(Materials provided):
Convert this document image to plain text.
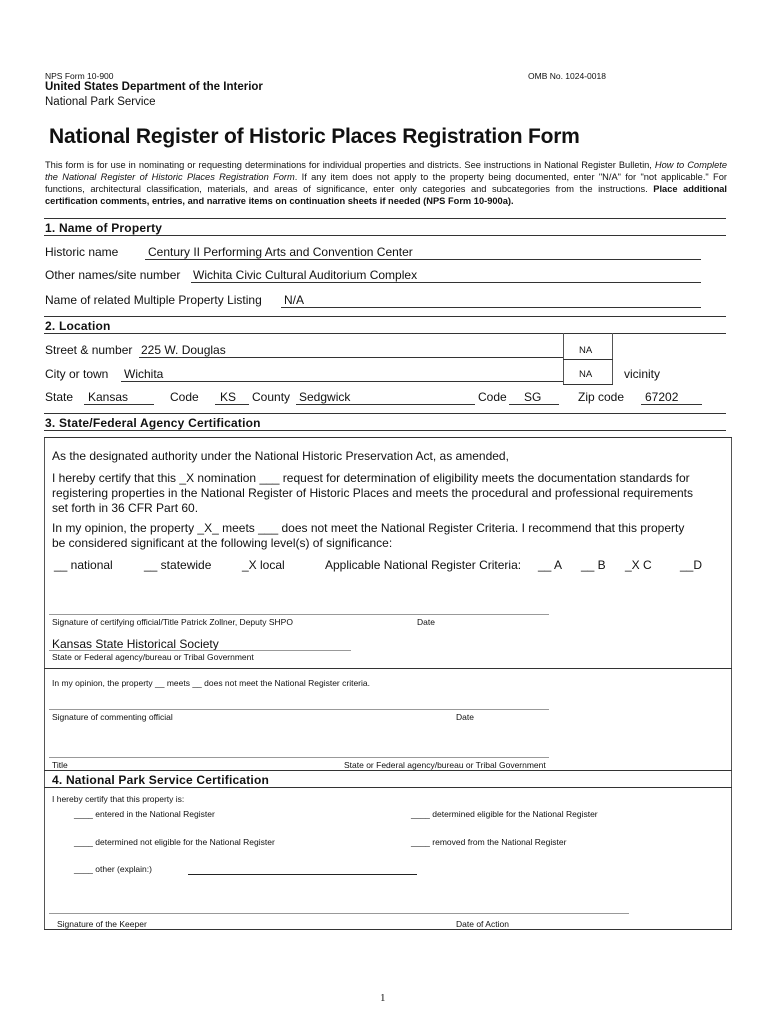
NPS Form 10-900	OMB No. 1024-0018
United States Department of the Interior
National Park Service
National Register of Historic Places Registration Form
This form is for use in nominating or requesting determinations for individual properties and districts. See instructions in National Register Bulletin, How to Complete the National Register of Historic Places Registration Form. If any item does not apply to the property being documented, enter "N/A" for "not applicable." For functions, architectural classification, materials, and areas of significance, enter only categories and subcategories from the instructions. Place additional certification comments, entries, and narrative items on continuation sheets if needed (NPS Form 10-900a).
1. Name of Property
Historic name Century II Performing Arts and Convention Center
Other names/site number Wichita Civic Cultural Auditorium Complex
Name of related Multiple Property Listing N/A
2. Location
Street & number 225 W. Douglas	NA
NA
City or town Wichita	vicinity
State	Kansas	Code	KS	County Sedgwick	Code	SG	Zip code	67202
3. State/Federal Agency Certification
As the designated authority under the National Historic Preservation Act, as amended,
I hereby certify that this _X nomination ___ request for determination of eligibility meets the documentation standards for
registering properties in the National Register of Historic Places and meets the procedural and professional requirements
set forth in 36 CFR Part 60.
In my opinion, the property _X_ meets ___ does not meet the National Register Criteria. I recommend that this property
be considered significant at the following level(s) of significance:
__ national	__ statewide	_X local	Applicable National Register Criteria: __ A __ B _X C __D
Signature of certifying official/Title Patrick Zollner, Deputy SHPO	Date
Kansas State Historical Society
State or Federal agency/bureau or Tribal Government
In my opinion, the property __ meets __ does not meet the National Register criteria.
Signature of commenting official	Date
Title	State or Federal agency/bureau or Tribal Government
4. National Park Service Certification
I hereby certify that this property is:
____ entered in the National Register	____ determined eligible for the National Register
____ determined not eligible for the National Register	____ removed from the National Register
____ other (explain:)
Signature of the Keeper	Date of Action
1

(Instruction):
Print the complete listing exactly, apart from any pictures.

(Expected output):
Convert this document image to plain text.
NPS Form 10-900	OMB No. 1024-0018
United States Department of the Interior
National Park Service
National Register of Historic Places Registration Form
This form is for use in nominating or requesting determinations for individual properties and districts. See instructions in National Register Bulletin, How to Complete the National Register of Historic Places Registration Form. If any item does not apply to the property being documented, enter "N/A" for "not applicable." For functions, architectural classification, materials, and areas of significance, enter only categories and subcategories from the instructions. Place additional certification comments, entries, and narrative items on continuation sheets if needed (NPS Form 10-900a).
1. Name of Property
Historic name Century II Performing Arts and Convention Center
Other names/site number Wichita Civic Cultural Auditorium Complex
Name of related Multiple Property Listing N/A
2. Location
Street & number 225 W. Douglas	NA
NA
City or town Wichita	vicinity
State	Kansas	Code	KS	County Sedgwick	Code	SG	Zip code	67202
3. State/Federal Agency Certification
As the designated authority under the National Historic Preservation Act, as amended,
I hereby certify that this _X nomination ___ request for determination of eligibility meets the documentation standards for
registering properties in the National Register of Historic Places and meets the procedural and professional requirements
set forth in 36 CFR Part 60.
In my opinion, the property _X_ meets ___ does not meet the National Register Criteria. I recommend that this property
be considered significant at the following level(s) of significance:
__ national	__ statewide	_X local	Applicable National Register Criteria: __ A __ B _X C __D
Signature of certifying official/Title Patrick Zollner, Deputy SHPO	Date
Kansas State Historical Society
State or Federal agency/bureau or Tribal Government
In my opinion, the property __ meets __ does not meet the National Register criteria.
Signature of commenting official	Date
Title	State or Federal agency/bureau or Tribal Government
4. National Park Service Certification
I hereby certify that this property is:
____ entered in the National Register	____ determined eligible for the National Register
____ determined not eligible for the National Register	____ removed from the National Register
____ other (explain:)
Signature of the Keeper	Date of Action
1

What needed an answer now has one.